• [Work required]
Render the following material again verbatim, leaving nothing out.

• [Dataset entries]
○ ○ ○ ○

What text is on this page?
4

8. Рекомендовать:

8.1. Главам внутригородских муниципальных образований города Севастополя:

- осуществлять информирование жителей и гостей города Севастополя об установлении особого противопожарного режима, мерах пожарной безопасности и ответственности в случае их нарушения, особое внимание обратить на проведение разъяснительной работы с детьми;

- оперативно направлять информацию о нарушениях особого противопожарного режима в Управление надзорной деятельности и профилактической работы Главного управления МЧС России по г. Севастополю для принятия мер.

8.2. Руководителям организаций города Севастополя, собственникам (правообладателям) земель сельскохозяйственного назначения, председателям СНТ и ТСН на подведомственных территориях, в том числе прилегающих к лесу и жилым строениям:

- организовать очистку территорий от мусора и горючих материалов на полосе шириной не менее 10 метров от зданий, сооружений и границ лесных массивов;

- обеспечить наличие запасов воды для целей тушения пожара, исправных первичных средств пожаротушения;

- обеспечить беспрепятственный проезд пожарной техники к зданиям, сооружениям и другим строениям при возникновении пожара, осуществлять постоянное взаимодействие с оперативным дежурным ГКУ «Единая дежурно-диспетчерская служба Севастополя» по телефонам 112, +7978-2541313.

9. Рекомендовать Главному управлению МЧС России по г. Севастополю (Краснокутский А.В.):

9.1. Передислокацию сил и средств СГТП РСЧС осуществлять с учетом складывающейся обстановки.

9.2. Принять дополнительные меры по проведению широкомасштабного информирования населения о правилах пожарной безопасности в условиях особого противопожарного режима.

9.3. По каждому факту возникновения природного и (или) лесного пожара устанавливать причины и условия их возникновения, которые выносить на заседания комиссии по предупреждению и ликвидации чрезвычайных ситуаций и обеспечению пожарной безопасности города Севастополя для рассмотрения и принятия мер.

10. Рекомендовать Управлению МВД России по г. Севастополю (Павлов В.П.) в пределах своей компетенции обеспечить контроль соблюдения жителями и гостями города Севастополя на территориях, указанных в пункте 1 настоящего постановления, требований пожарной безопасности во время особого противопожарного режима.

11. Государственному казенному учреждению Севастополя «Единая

○ ○ ○ ○

• [Solved problem]
What text is on this page?
4

8. Рекомендовать:

8.1. Главам внутригородских муниципальных образований города Севастополя:

- осуществлять информирование жителей и гостей города Севастополя об установлении особого противопожарного режима, мерах пожарной безопасности и ответственности в случае их нарушения, особое внимание обратить на проведение разъяснительной работы с детьми;

- оперативно направлять информацию о нарушениях особого противопожарного режима в Управление надзорной деятельности и профилактической работы Главного управления МЧС России по г. Севастополю для принятия мер.

8.2. Руководителям организаций города Севастополя, собственникам (правообладателям) земель сельскохозяйственного назначения, председателям СНТ и ТСН на подведомственных территориях, в том числе прилегающих к лесу и жилым строениям:

- организовать очистку территорий от мусора и горючих материалов на полосе шириной не менее 10 метров от зданий, сооружений и границ лесных массивов;

- обеспечить наличие запасов воды для целей тушения пожара, исправных первичных средств пожаротушения;

- обеспечить беспрепятственный проезд пожарной техники к зданиям, сооружениям и другим строениям при возникновении пожара, осуществлять постоянное взаимодействие с оперативным дежурным ГКУ «Единая дежурно-диспетчерская служба Севастополя» по телефонам 112, +7978-2541313.

9. Рекомендовать Главному управлению МЧС России по г. Севастополю (Краснокутский А.В.):

9.1. Передислокацию сил и средств СГТП РСЧС осуществлять с учетом складывающейся обстановки.

9.2. Принять дополнительные меры по проведению широкомасштабного информирования населения о правилах пожарной безопасности в условиях особого противопожарного режима.

9.3. По каждому факту возникновения природного и (или) лесного пожара устанавливать причины и условия их возникновения, которые выносить на заседания комиссии по предупреждению и ликвидации чрезвычайных ситуаций и обеспечению пожарной безопасности города Севастополя для рассмотрения и принятия мер.

10. Рекомендовать Управлению МВД России по г. Севастополю (Павлов В.П.) в пределах своей компетенции обеспечить контроль соблюдения жителями и гостями города Севастополя на территориях, указанных в пункте 1 настоящего постановления, требований пожарной безопасности во время особого противопожарного режима.

11. Государственному казенному учреждению Севастополя «Единая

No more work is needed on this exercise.